MATERIAL SHOWN
※
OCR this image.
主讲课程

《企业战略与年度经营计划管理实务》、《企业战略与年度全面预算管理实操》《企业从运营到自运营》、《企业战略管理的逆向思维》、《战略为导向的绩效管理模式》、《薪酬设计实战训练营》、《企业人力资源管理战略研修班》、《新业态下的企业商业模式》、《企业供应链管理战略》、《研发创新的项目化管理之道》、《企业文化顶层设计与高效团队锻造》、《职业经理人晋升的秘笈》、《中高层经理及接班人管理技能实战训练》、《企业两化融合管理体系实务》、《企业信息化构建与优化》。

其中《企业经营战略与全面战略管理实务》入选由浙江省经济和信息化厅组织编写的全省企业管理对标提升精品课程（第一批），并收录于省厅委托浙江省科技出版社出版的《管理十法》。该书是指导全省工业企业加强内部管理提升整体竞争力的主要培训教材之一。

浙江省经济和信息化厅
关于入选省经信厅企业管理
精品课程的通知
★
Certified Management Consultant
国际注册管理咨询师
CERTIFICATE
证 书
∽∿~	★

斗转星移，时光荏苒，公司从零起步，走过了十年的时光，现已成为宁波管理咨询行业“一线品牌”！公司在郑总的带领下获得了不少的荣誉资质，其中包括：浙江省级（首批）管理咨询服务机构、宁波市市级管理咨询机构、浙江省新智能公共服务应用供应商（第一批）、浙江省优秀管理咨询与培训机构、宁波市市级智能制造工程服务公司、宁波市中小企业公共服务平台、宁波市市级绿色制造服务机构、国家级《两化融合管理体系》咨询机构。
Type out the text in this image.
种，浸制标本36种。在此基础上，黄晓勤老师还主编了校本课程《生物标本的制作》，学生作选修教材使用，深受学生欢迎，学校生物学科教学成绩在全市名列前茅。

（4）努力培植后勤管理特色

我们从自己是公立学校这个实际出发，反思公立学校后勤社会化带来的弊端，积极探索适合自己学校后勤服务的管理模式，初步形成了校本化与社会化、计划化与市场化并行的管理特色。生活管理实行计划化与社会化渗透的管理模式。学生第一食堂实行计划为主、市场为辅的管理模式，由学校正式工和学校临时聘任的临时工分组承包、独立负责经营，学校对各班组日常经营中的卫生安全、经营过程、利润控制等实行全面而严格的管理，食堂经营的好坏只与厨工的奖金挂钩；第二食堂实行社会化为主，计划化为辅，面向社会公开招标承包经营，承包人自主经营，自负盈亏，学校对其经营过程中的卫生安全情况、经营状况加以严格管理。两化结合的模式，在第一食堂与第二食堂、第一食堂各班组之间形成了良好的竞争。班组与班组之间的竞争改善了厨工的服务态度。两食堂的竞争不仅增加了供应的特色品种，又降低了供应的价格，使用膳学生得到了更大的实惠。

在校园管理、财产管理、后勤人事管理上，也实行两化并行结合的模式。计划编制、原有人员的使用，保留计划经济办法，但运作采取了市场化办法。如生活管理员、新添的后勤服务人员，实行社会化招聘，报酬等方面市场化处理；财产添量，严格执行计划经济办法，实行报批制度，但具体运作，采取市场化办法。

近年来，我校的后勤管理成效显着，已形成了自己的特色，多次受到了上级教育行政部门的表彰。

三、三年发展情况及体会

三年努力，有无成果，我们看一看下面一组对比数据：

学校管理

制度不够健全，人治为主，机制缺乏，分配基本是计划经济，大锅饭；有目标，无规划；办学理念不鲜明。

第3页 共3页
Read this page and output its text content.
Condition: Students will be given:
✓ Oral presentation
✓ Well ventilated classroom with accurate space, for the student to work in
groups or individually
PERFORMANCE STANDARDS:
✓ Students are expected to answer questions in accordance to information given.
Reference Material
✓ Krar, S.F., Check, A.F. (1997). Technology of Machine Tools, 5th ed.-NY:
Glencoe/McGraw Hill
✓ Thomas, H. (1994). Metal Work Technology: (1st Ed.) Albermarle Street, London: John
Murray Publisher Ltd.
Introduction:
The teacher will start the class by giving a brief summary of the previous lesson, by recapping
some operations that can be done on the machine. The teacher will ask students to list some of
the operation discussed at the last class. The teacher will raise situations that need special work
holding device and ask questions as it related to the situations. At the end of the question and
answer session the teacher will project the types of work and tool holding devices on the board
※
YOUR GOAL
Your task is to repeat every line exactly.

TASK ANSWER
OCR this image.
主讲课程

《企业战略与年度经营计划管理实务》、《企业战略与年度全面预算管理实操》《企业从运营到自运营》、《企业战略管理的逆向思维》、《战略为导向的绩效管理模式》、《薪酬设计实战训练营》、《企业人力资源管理战略研修班》、《新业态下的企业商业模式》、《企业供应链管理战略》、《研发创新的项目化管理之道》、《企业文化顶层设计与高效团队锻造》、《职业经理人晋升的秘笈》、《中高层经理及接班人管理技能实战训练》、《企业两化融合管理体系实务》、《企业信息化构建与优化》。

其中《企业经营战略与全面战略管理实务》入选由浙江省经济和信息化厅组织编写的全省企业管理对标提升精品课程（第一批），并收录于省厅委托浙江省科技出版社出版的《管理十法》。该书是指导全省工业企业加强内部管理提升整体竞争力的主要培训教材之一。

浙江省经济和信息化厅
关于入选省经信厅企业管理
精品课程的通知
★
Certified Management Consultant
国际注册管理咨询师
CERTIFICATE
证 书
∽∿~	★

斗转星移，时光荏苒，公司从零起步，走过了十年的时光，现已成为宁波管理咨询行业“一线品牌”！公司在郑总的带领下获得了不少的荣誉资质，其中包括：浙江省级（首批）管理咨询服务机构、宁波市市级管理咨询机构、浙江省新智能公共服务应用供应商（第一批）、浙江省优秀管理咨询与培训机构、宁波市市级智能制造工程服务公司、宁波市中小企业公共服务平台、宁波市市级绿色制造服务机构、国家级《两化融合管理体系》咨询机构。
Type out the text in this image.
种，浸制标本36种。在此基础上，黄晓勤老师还主编了校本课程《生物标本的制作》，学生作选修教材使用，深受学生欢迎，学校生物学科教学成绩在全市名列前茅。

（4）努力培植后勤管理特色

我们从自己是公立学校这个实际出发，反思公立学校后勤社会化带来的弊端，积极探索适合自己学校后勤服务的管理模式，初步形成了校本化与社会化、计划化与市场化并行的管理特色。生活管理实行计划化与社会化渗透的管理模式。学生第一食堂实行计划为主、市场为辅的管理模式，由学校正式工和学校临时聘任的临时工分组承包、独立负责经营，学校对各班组日常经营中的卫生安全、经营过程、利润控制等实行全面而严格的管理，食堂经营的好坏只与厨工的奖金挂钩；第二食堂实行社会化为主，计划化为辅，面向社会公开招标承包经营，承包人自主经营，自负盈亏，学校对其经营过程中的卫生安全情况、经营状况加以严格管理。两化结合的模式，在第一食堂与第二食堂、第一食堂各班组之间形成了良好的竞争。班组与班组之间的竞争改善了厨工的服务态度。两食堂的竞争不仅增加了供应的特色品种，又降低了供应的价格，使用膳学生得到了更大的实惠。

在校园管理、财产管理、后勤人事管理上，也实行两化并行结合的模式。计划编制、原有人员的使用，保留计划经济办法，但运作采取了市场化办法。如生活管理员、新添的后勤服务人员，实行社会化招聘，报酬等方面市场化处理；财产添量，严格执行计划经济办法，实行报批制度，但具体运作，采取市场化办法。

近年来，我校的后勤管理成效显着，已形成了自己的特色，多次受到了上级教育行政部门的表彰。

三、三年发展情况及体会

三年努力，有无成果，我们看一看下面一组对比数据：

学校管理

制度不够健全，人治为主，机制缺乏，分配基本是计划经济，大锅饭；有目标，无规划；办学理念不鲜明。

第3页 共3页
Read this page and output its text content.
Condition: Students will be given:
✓ Oral presentation
✓ Well ventilated classroom with accurate space, for the student to work in
groups or individually
PERFORMANCE STANDARDS:
✓ Students are expected to answer questions in accordance to information given.
Reference Material
✓ Krar, S.F., Check, A.F. (1997). Technology of Machine Tools, 5th ed.-NY:
Glencoe/McGraw Hill
✓ Thomas, H. (1994). Metal Work Technology: (1st Ed.) Albermarle Street, London: John
Murray Publisher Ltd.
Introduction:
The teacher will start the class by giving a brief summary of the previous lesson, by recapping
some operations that can be done on the machine. The teacher will ask students to list some of
the operation discussed at the last class. The teacher will raise situations that need special work
holding device and ask questions as it related to the situations. At the end of the question and
answer session the teacher will project the types of work and tool holding devices on the board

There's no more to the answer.